◆ MATERIAL
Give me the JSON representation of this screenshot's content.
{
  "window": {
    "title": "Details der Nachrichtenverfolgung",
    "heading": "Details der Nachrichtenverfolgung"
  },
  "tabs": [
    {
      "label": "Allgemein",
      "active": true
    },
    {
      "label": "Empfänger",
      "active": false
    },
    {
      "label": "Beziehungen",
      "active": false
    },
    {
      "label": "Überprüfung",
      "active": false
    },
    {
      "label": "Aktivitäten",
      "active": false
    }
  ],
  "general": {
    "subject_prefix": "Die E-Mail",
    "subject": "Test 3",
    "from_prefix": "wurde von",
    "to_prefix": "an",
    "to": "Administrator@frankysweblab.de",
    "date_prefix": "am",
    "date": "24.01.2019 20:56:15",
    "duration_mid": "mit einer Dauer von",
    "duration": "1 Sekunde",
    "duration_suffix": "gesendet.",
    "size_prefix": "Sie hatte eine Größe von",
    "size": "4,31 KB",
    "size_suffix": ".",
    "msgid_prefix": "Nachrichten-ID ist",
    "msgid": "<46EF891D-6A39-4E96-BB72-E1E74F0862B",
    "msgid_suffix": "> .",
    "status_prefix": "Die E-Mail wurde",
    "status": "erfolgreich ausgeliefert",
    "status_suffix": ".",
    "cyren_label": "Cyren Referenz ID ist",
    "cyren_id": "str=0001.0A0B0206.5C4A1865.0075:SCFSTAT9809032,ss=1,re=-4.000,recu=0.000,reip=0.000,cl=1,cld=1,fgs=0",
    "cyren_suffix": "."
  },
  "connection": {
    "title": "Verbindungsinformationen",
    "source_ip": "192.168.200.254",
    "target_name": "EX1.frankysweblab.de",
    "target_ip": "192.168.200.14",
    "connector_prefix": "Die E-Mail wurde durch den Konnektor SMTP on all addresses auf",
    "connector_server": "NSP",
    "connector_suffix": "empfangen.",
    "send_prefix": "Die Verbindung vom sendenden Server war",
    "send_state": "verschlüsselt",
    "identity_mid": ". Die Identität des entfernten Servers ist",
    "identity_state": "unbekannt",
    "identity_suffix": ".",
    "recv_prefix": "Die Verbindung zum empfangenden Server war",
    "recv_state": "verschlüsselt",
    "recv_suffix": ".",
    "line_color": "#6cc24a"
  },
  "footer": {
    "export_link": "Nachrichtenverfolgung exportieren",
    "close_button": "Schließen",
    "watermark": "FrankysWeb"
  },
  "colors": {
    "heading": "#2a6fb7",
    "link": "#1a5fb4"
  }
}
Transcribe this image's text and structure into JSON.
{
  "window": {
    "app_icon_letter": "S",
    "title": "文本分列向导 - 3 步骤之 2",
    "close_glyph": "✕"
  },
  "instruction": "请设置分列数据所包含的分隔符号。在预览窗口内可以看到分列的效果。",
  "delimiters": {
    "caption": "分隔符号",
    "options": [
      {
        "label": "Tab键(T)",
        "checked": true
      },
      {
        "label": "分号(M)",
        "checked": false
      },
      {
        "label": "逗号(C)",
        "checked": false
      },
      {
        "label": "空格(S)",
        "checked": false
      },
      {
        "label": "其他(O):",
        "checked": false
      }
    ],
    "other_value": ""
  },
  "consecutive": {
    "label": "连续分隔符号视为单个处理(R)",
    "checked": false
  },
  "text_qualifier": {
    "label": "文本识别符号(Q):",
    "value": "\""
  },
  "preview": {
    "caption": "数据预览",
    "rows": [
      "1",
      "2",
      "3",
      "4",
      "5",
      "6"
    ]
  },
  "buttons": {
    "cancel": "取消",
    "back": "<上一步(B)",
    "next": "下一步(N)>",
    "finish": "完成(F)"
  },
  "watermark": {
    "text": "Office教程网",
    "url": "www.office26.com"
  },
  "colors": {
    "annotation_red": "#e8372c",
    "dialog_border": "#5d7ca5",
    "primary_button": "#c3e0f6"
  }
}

◆ EXERCISE TASK
Each line with the string "title" in it needs to be found and copied.

◆ WRITTEN RESPONSE
    "title": "Details der Nachrichtenverfolgung",
    "title": "Verbindungsinformationen",
    "title": "文本分列向导 - 3 步骤之 2",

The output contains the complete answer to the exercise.